» Exercise directions:
The required lines are those that contain "name"; pull them out of the data and copy them.

» Entries provided:

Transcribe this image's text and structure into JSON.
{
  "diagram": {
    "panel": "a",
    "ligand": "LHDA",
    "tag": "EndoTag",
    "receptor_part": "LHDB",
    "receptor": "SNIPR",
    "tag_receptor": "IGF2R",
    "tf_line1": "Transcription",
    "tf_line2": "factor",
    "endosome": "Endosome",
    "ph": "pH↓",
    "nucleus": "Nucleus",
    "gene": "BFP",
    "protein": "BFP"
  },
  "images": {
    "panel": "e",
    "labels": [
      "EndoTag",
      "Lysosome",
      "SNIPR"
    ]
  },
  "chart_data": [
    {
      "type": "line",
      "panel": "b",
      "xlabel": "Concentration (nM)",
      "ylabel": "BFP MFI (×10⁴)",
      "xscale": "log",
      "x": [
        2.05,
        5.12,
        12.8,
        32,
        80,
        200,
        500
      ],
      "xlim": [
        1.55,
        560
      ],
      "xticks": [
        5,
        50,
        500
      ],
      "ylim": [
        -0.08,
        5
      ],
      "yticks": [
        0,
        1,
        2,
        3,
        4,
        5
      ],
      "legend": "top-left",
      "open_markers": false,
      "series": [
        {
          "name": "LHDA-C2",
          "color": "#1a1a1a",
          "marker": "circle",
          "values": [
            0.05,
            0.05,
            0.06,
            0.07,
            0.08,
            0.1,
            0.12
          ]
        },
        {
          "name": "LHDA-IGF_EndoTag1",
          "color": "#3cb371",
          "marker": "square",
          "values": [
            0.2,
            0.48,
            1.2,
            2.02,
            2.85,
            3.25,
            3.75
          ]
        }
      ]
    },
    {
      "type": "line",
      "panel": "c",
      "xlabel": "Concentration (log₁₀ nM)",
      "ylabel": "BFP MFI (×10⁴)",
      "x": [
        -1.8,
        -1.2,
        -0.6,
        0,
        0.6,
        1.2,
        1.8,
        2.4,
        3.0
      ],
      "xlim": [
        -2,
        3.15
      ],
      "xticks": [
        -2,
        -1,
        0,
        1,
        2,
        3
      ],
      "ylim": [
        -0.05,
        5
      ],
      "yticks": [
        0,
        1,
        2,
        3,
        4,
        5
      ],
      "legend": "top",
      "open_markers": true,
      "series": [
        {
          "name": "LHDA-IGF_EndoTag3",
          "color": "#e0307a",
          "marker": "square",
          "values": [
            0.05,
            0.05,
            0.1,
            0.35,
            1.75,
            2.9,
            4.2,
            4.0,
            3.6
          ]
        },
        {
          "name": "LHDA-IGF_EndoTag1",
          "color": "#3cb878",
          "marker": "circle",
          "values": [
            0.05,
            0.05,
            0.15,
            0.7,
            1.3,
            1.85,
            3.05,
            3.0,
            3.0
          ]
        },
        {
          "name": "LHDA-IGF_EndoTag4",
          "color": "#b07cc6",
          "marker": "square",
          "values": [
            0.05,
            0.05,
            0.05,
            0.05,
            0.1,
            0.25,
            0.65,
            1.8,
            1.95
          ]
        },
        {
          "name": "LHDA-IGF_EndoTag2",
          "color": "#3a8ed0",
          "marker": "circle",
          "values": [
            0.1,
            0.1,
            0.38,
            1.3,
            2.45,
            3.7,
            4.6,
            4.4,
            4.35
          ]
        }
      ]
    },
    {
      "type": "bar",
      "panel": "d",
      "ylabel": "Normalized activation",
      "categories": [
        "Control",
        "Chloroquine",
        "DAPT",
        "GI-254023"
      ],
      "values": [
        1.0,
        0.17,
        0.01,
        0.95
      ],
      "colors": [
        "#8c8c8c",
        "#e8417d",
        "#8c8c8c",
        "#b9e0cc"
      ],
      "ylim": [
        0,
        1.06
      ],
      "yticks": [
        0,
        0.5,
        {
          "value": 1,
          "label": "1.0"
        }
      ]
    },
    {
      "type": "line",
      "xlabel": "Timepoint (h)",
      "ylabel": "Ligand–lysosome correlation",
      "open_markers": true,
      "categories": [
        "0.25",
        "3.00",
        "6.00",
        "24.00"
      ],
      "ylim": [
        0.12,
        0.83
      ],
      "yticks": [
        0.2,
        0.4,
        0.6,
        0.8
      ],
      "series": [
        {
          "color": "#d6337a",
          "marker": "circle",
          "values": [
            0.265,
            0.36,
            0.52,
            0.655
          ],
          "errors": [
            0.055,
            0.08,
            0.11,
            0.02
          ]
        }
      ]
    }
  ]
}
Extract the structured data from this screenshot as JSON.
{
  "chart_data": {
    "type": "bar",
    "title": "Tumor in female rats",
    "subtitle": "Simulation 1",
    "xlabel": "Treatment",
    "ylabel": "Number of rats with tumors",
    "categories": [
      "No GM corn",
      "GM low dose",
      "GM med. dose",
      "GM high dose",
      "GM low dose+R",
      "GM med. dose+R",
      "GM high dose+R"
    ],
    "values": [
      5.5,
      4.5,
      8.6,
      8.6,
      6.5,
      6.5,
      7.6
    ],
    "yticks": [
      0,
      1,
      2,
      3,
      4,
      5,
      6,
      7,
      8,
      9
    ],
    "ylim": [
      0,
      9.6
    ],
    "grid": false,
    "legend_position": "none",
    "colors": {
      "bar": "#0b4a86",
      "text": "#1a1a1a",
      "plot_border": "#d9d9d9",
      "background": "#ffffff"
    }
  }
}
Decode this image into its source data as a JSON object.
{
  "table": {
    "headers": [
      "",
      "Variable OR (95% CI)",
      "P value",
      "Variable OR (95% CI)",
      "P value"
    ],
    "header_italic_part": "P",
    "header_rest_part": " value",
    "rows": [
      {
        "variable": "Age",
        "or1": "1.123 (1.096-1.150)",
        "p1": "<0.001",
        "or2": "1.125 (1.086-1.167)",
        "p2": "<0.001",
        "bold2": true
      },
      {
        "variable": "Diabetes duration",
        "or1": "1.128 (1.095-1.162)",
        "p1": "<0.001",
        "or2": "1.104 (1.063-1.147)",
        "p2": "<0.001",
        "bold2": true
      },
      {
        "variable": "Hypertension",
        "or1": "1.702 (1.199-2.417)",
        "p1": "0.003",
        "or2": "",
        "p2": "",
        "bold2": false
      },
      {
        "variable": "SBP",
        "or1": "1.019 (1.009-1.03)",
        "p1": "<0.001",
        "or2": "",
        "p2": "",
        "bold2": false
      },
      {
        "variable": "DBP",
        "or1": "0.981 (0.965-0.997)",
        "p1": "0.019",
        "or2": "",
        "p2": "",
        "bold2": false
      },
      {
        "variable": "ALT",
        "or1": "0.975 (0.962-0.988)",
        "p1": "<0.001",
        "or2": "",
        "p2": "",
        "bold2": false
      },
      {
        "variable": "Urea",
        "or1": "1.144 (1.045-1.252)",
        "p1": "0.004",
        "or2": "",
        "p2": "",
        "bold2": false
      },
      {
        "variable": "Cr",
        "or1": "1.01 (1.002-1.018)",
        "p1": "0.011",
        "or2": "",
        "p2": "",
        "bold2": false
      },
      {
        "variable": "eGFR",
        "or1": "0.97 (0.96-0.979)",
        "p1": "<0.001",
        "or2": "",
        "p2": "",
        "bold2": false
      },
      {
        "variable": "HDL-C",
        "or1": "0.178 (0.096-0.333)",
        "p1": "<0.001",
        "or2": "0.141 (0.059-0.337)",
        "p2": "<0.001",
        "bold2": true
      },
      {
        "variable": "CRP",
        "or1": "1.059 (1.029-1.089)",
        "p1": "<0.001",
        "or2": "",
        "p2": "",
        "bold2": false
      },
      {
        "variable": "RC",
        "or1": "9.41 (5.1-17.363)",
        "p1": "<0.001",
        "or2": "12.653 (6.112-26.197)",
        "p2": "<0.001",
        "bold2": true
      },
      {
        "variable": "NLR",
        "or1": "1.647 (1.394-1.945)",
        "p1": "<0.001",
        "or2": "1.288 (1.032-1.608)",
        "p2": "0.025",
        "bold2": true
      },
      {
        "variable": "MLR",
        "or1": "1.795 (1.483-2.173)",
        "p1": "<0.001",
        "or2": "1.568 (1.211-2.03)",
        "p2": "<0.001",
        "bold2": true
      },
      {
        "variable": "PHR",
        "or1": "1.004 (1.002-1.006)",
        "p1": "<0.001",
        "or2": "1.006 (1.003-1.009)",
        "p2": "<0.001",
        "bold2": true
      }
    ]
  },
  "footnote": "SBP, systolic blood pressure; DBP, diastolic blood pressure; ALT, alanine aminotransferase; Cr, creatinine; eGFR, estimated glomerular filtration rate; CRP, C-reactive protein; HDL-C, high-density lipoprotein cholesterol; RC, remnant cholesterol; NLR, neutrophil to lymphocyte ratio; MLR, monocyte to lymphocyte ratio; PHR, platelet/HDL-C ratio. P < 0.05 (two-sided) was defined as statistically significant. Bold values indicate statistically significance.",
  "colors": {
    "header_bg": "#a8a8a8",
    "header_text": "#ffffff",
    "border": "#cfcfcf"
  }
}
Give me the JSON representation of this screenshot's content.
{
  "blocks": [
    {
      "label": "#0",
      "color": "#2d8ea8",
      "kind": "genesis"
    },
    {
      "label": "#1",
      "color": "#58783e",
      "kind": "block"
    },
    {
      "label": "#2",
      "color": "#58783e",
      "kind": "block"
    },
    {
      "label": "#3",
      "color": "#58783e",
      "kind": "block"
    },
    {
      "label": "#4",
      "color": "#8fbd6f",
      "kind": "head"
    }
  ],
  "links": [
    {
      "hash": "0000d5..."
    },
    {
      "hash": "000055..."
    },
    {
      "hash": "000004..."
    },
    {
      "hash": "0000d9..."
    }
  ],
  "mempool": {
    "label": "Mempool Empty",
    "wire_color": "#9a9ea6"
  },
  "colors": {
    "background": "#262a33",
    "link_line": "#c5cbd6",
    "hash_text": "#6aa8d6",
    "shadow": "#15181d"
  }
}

» Task output:
          "name": "LHDA-C2",
          "name": "LHDA-IGF_EndoTag1",
          "name": "LHDA-IGF_EndoTag3",
          "name": "LHDA-IGF_EndoTag1",
          "name": "LHDA-IGF_EndoTag4",
          "name": "LHDA-IGF_EndoTag2",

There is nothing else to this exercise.